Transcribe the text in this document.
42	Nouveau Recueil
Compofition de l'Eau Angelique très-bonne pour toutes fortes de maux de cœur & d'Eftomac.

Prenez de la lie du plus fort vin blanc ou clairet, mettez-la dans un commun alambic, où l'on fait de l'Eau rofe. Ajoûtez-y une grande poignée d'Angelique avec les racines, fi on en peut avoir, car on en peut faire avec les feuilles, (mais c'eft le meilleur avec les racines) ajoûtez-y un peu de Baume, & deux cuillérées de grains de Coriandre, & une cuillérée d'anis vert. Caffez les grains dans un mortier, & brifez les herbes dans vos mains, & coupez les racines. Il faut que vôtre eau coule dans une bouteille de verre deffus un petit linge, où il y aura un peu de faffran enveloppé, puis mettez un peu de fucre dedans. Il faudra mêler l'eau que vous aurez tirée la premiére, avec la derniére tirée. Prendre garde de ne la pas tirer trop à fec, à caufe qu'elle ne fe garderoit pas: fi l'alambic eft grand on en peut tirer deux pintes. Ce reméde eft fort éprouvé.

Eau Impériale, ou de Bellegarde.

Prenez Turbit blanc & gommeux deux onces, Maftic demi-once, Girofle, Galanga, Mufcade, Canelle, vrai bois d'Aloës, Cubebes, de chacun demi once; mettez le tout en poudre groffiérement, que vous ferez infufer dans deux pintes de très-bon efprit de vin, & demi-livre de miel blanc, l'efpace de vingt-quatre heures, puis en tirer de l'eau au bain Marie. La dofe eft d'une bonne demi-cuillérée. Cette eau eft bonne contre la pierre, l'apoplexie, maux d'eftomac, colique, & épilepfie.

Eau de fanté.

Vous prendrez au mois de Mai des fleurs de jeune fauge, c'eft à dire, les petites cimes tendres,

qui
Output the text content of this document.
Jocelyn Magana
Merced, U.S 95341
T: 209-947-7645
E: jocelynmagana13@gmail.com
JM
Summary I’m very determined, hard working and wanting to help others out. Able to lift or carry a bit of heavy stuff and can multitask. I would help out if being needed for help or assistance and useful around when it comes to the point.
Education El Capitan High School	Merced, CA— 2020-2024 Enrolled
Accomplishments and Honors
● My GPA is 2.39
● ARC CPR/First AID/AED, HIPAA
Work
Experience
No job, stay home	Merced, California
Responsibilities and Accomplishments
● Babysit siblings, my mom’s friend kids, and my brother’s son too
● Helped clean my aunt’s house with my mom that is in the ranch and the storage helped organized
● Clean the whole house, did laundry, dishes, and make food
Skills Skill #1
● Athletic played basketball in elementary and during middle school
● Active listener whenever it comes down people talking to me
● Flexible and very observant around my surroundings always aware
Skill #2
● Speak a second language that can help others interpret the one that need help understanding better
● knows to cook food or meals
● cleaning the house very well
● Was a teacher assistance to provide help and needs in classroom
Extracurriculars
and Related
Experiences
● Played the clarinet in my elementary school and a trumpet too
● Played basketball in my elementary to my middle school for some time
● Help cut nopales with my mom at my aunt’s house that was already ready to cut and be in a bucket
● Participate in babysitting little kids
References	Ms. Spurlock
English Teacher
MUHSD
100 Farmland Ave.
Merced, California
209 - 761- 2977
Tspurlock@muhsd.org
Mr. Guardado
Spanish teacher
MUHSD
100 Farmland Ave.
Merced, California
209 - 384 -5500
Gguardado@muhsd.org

------------------------

EXERCISE REQUIREMENTS — Display every line of the listing that contains the string "très".

EXPECTED OUTPUT —
Compofition de l'Eau Angelique très-bonne pour toutes fortes de maux de cœur & d'Eftomac.
Prenez Turbit blanc & gommeux deux onces, Maftic demi-once, Girofle, Galanga, Mufcade, Canelle, vrai bois d'Aloës, Cubebes, de chacun demi once; mettez le tout en poudre groffiérement, que vous ferez infufer dans deux pintes de très-bon efprit de vin, & demi-livre de miel blanc, l'efpace de vingt-quatre heures, puis en tirer de l'eau au bain Marie. La dofe eft d'une bonne demi-cuillérée. Cette eau eft bonne contre la pierre, l'apoplexie, maux d'eftomac, colique, & épilepfie.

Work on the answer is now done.